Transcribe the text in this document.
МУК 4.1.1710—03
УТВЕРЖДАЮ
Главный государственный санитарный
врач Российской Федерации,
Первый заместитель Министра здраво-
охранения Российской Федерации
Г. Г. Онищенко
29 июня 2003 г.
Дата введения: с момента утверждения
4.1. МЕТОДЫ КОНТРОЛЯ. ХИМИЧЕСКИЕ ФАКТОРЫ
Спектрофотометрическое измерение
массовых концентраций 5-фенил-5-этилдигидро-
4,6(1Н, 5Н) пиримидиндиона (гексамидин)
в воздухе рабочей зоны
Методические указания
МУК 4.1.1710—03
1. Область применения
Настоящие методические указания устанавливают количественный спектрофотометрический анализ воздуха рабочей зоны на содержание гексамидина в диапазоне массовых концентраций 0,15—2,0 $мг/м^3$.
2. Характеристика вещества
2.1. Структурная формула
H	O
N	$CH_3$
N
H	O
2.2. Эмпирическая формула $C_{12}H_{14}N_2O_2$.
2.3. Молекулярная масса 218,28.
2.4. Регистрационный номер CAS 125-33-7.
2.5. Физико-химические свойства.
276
====
Copy all the lines, exactly.

=== Exercise result ===
Transcribe the text in this document.
МУК 4.1.1710—03
УТВЕРЖДАЮ
Главный государственный санитарный
врач Российской Федерации,
Первый заместитель Министра здраво-
охранения Российской Федерации
Г. Г. Онищенко
29 июня 2003 г.
Дата введения: с момента утверждения
4.1. МЕТОДЫ КОНТРОЛЯ. ХИМИЧЕСКИЕ ФАКТОРЫ
Спектрофотометрическое измерение
массовых концентраций 5-фенил-5-этилдигидро-
4,6(1Н, 5Н) пиримидиндиона (гексамидин)
в воздухе рабочей зоны
Методические указания
МУК 4.1.1710—03
1. Область применения
Настоящие методические указания устанавливают количественный спектрофотометрический анализ воздуха рабочей зоны на содержание гексамидина в диапазоне массовых концентраций 0,15—2,0 $мг/м^3$.
2. Характеристика вещества
2.1. Структурная формула
H	O
N	$CH_3$
N
H	O
2.2. Эмпирическая формула $C_{12}H_{14}N_2O_2$.
2.3. Молекулярная масса 218,28.
2.4. Регистрационный номер CAS 125-33-7.
2.5. Физико-химические свойства.
276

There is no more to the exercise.